Task prompt
Write out the listing from the line with "shield-icon[interactable] — [676, 90, 704, 123]" to the line with "pinned-tab-c[interactable]: C —", replacing "remove-file-button" with "delete-file-button" and leaving everything else unchanged.

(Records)
◇ ◇ ◇ ◇ ◇
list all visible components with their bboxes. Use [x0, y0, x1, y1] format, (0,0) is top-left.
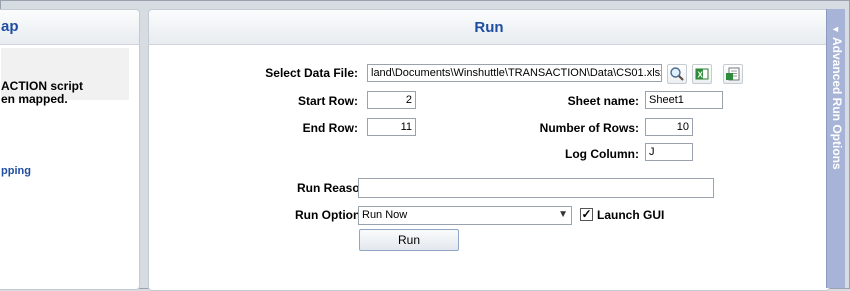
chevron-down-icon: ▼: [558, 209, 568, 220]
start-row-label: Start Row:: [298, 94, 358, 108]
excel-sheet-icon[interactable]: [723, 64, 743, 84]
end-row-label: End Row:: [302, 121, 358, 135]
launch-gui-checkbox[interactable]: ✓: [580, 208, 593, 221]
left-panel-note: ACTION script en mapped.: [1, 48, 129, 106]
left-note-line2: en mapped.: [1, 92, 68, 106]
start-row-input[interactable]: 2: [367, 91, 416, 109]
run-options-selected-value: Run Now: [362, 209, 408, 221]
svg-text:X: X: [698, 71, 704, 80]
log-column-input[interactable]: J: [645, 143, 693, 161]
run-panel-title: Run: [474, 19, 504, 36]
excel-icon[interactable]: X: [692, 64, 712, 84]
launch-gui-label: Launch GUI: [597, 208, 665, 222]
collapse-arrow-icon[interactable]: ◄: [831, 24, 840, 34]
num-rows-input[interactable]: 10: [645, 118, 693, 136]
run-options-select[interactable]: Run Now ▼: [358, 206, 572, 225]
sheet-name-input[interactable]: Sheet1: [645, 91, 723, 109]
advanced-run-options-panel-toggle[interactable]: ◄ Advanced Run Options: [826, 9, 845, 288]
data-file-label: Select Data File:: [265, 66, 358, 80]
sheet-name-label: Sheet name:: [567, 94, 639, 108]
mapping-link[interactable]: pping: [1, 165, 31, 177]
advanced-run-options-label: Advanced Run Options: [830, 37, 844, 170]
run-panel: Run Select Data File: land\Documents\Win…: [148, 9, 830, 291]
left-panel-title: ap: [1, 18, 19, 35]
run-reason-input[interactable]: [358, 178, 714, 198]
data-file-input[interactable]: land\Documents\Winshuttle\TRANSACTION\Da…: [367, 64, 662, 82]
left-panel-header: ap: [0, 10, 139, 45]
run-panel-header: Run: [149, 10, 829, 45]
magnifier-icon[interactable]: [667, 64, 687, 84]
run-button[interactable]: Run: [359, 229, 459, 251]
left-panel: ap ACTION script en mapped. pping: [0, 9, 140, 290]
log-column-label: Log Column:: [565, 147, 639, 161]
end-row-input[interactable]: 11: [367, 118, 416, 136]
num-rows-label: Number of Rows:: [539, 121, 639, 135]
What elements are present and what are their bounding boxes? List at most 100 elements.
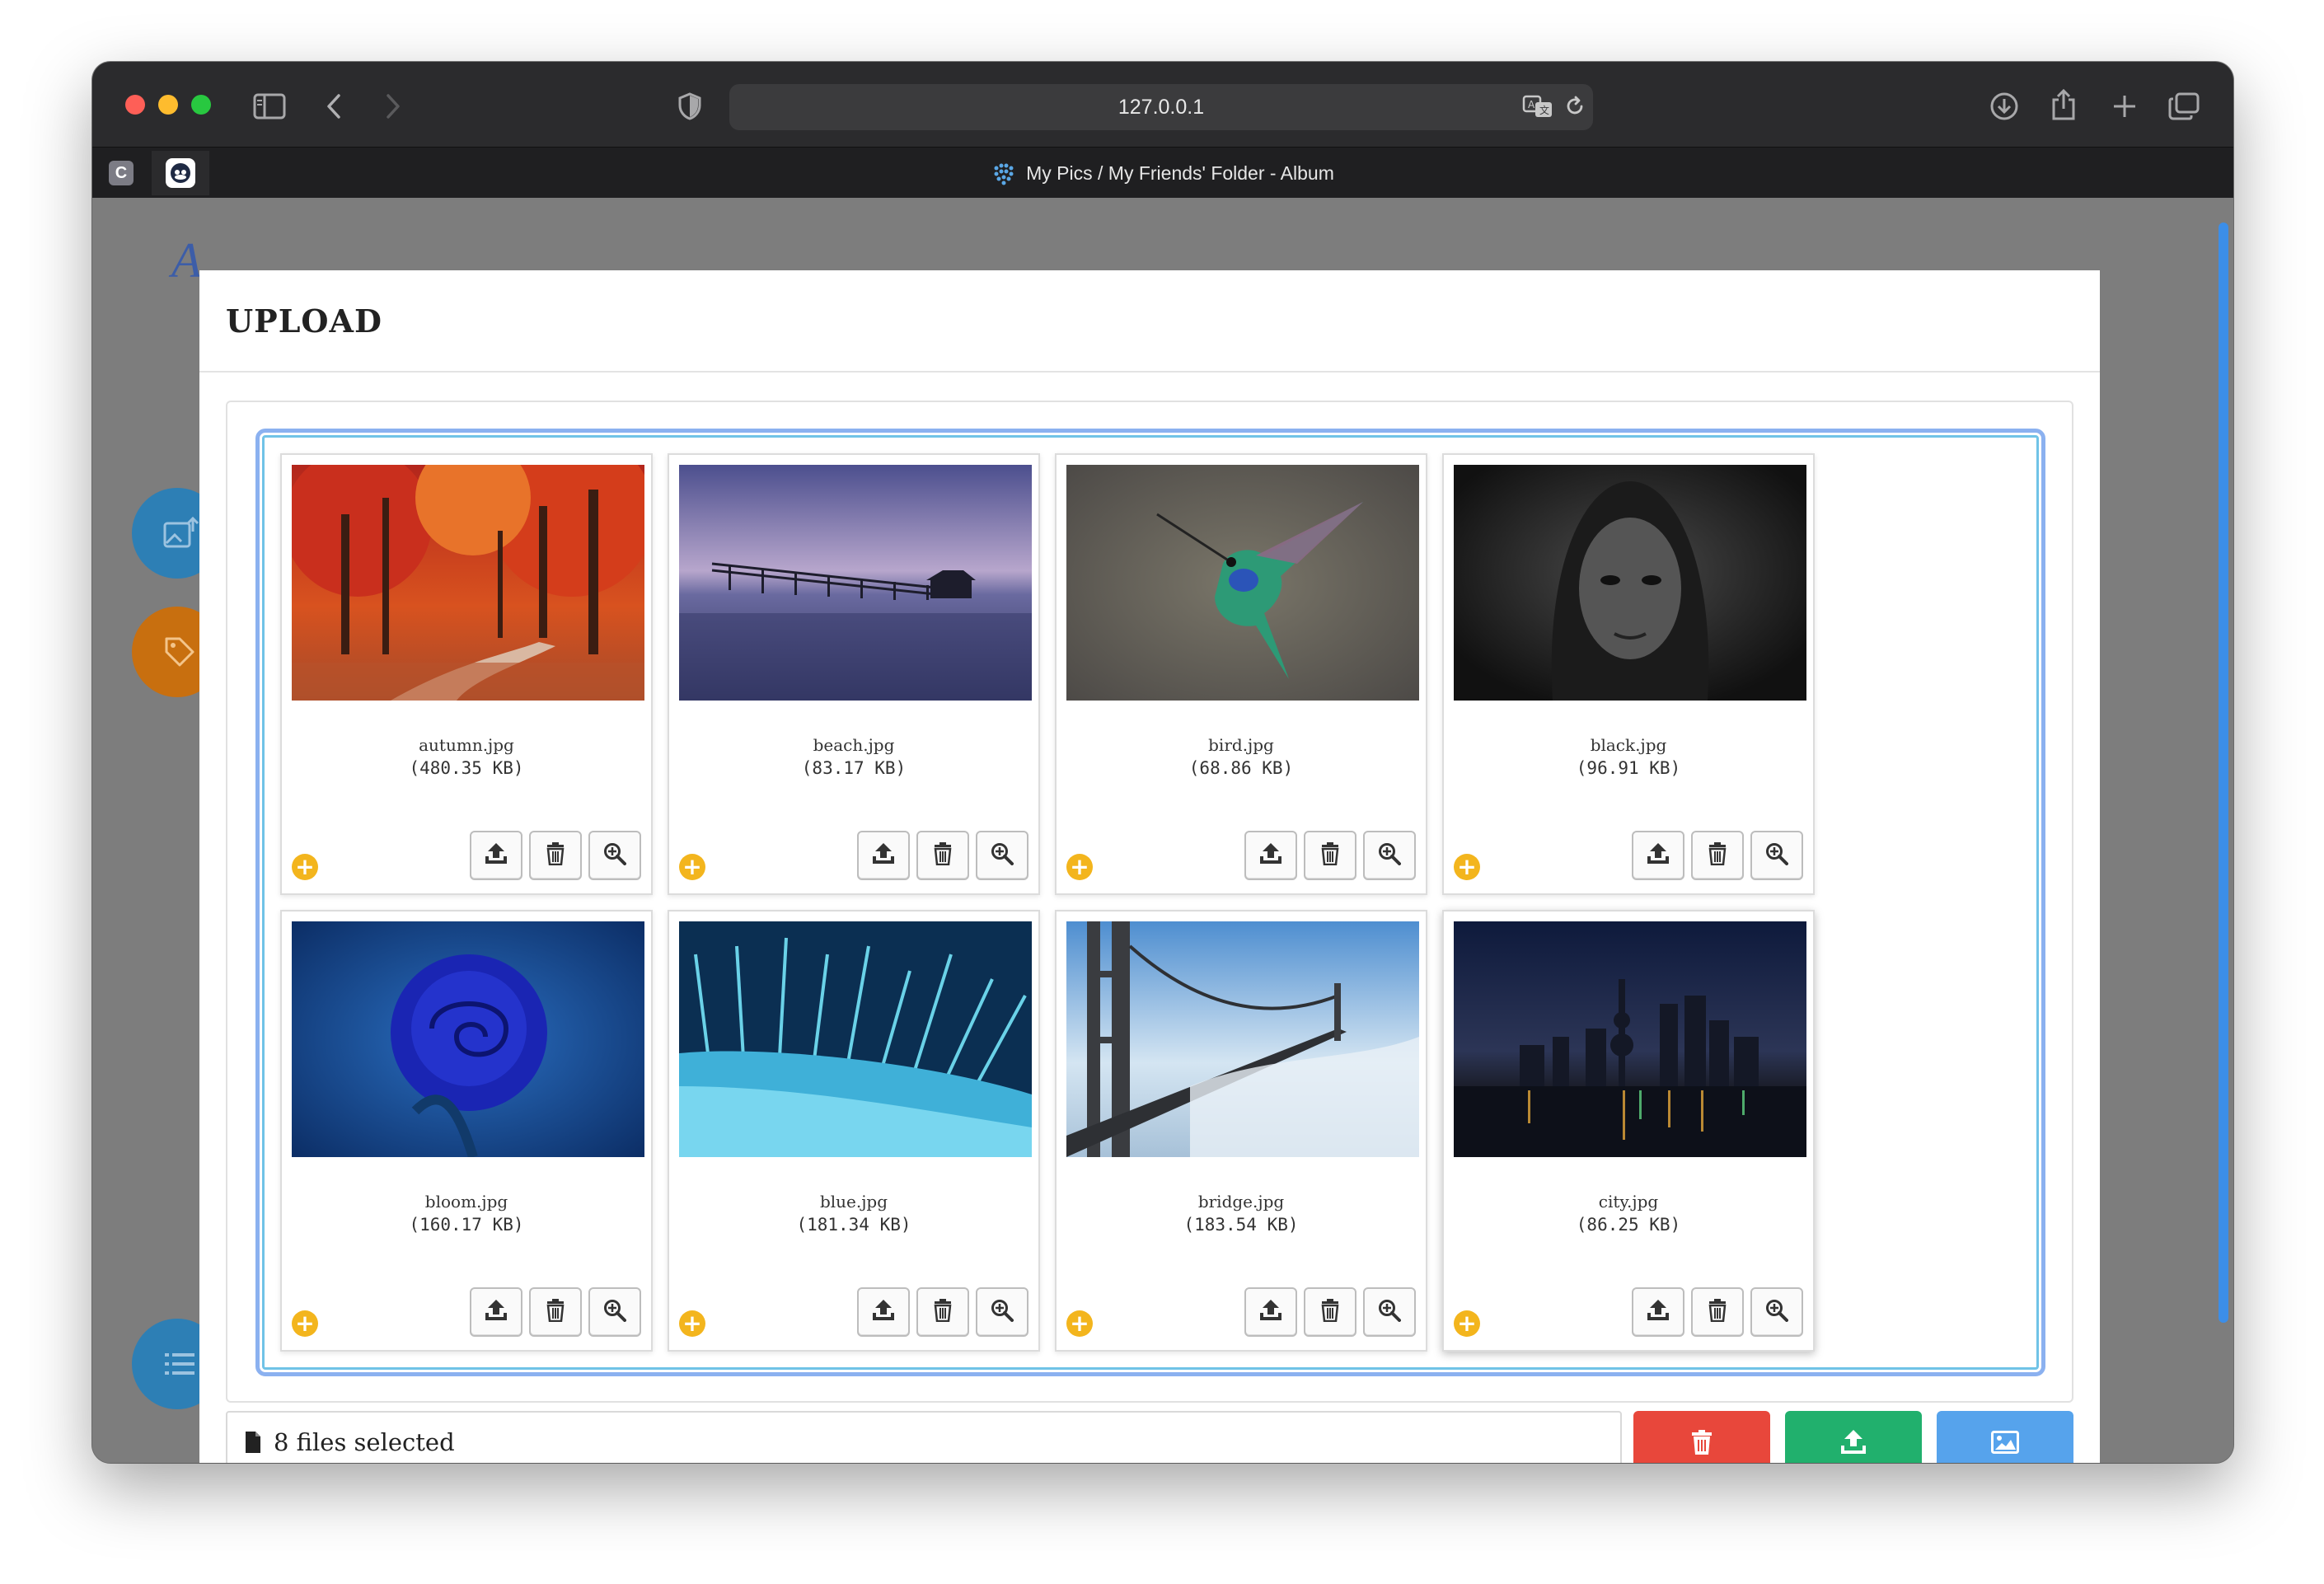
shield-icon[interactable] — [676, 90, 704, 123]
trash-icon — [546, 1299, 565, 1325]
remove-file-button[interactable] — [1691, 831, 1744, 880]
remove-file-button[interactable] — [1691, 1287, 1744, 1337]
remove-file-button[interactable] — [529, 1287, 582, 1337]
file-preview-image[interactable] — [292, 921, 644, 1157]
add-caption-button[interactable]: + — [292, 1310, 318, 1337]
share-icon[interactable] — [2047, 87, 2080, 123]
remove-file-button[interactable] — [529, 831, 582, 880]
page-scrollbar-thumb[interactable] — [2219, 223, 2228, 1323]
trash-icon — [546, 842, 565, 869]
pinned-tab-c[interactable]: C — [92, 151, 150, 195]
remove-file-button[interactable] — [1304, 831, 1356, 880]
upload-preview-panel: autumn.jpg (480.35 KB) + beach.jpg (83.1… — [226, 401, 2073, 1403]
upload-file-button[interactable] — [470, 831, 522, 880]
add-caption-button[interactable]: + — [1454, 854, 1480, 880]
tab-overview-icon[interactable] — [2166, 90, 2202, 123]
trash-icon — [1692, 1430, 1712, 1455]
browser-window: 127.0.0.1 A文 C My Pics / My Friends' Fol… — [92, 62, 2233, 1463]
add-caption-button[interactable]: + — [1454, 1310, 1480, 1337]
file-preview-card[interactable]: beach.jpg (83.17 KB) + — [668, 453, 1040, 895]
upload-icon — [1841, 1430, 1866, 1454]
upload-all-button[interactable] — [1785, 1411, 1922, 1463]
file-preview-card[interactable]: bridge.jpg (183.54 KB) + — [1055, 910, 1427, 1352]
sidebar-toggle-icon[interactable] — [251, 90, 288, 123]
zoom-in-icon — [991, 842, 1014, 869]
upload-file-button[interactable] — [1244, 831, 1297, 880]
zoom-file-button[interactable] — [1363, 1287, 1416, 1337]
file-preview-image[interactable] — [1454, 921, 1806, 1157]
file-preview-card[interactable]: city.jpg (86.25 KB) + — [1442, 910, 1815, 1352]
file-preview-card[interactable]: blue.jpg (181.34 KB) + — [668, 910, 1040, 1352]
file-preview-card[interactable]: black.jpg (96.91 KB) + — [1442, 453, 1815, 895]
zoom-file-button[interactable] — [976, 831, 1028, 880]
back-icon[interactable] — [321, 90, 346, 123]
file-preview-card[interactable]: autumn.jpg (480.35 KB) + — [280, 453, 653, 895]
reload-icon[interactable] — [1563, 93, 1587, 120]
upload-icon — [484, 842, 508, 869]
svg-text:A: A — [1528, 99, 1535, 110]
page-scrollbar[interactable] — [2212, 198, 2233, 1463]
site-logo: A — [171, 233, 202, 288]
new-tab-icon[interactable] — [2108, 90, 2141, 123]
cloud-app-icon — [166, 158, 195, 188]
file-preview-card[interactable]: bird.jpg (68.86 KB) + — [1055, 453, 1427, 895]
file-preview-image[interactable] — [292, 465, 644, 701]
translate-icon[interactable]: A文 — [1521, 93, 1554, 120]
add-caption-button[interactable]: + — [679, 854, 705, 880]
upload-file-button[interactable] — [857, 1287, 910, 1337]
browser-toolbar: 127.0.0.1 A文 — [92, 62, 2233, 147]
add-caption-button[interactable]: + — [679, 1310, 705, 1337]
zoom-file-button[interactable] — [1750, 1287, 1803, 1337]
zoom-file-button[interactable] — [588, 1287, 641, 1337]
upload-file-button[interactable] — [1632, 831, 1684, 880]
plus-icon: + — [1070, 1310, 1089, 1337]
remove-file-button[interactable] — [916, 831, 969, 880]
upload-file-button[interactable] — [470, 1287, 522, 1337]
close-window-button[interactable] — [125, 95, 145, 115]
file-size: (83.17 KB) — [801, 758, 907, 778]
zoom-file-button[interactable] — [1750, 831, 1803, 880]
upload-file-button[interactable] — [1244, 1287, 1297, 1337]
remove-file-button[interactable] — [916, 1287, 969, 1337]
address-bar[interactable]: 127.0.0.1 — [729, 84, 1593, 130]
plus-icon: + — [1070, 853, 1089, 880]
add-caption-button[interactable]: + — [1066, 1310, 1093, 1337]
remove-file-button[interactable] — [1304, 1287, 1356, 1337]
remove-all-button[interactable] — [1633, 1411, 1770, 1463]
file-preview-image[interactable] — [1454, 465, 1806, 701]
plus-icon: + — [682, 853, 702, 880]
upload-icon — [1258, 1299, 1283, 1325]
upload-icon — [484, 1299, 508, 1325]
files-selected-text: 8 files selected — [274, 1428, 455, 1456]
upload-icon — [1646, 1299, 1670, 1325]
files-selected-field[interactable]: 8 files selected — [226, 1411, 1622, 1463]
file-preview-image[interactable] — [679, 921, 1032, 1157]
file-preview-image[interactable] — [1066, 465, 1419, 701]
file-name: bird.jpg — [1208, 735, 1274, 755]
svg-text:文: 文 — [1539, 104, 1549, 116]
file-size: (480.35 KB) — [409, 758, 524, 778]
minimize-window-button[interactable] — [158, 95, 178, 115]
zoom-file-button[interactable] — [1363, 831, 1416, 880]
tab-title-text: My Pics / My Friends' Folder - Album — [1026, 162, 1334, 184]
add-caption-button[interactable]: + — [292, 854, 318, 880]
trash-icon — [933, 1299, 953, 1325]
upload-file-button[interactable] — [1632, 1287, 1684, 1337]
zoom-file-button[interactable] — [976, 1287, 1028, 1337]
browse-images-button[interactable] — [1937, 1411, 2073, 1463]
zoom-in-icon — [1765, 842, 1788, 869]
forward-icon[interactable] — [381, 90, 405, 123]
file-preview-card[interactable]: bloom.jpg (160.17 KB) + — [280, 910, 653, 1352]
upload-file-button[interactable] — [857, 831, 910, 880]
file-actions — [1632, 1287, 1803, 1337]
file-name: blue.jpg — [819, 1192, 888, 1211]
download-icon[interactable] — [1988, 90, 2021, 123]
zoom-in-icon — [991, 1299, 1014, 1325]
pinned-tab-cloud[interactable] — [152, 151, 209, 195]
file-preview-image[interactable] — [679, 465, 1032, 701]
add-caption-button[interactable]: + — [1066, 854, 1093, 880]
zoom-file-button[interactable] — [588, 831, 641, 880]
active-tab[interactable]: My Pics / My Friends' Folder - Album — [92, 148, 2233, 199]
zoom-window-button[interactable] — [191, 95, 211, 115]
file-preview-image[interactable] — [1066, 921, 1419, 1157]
◇ ◇ ◇ ◇ ◇
Solution for this task
shield-icon[interactable] — [676, 90, 704, 123]
trash-icon — [546, 1299, 565, 1325]
delete-file-button[interactable] — [1691, 831, 1744, 880]
delete-file-button[interactable] — [1691, 1287, 1744, 1337]
delete-file-button[interactable] — [529, 1287, 582, 1337]
file-preview-image[interactable] — [292, 921, 644, 1157]
add-caption-button[interactable]: + — [292, 1310, 318, 1337]
share-icon[interactable] — [2047, 87, 2080, 123]
delete-file-button[interactable] — [529, 831, 582, 880]
page-scrollbar-thumb[interactable] — [2219, 223, 2228, 1323]
trash-icon — [546, 842, 565, 869]
pinned-tab-c[interactable]: C — [92, 151, 150, 195]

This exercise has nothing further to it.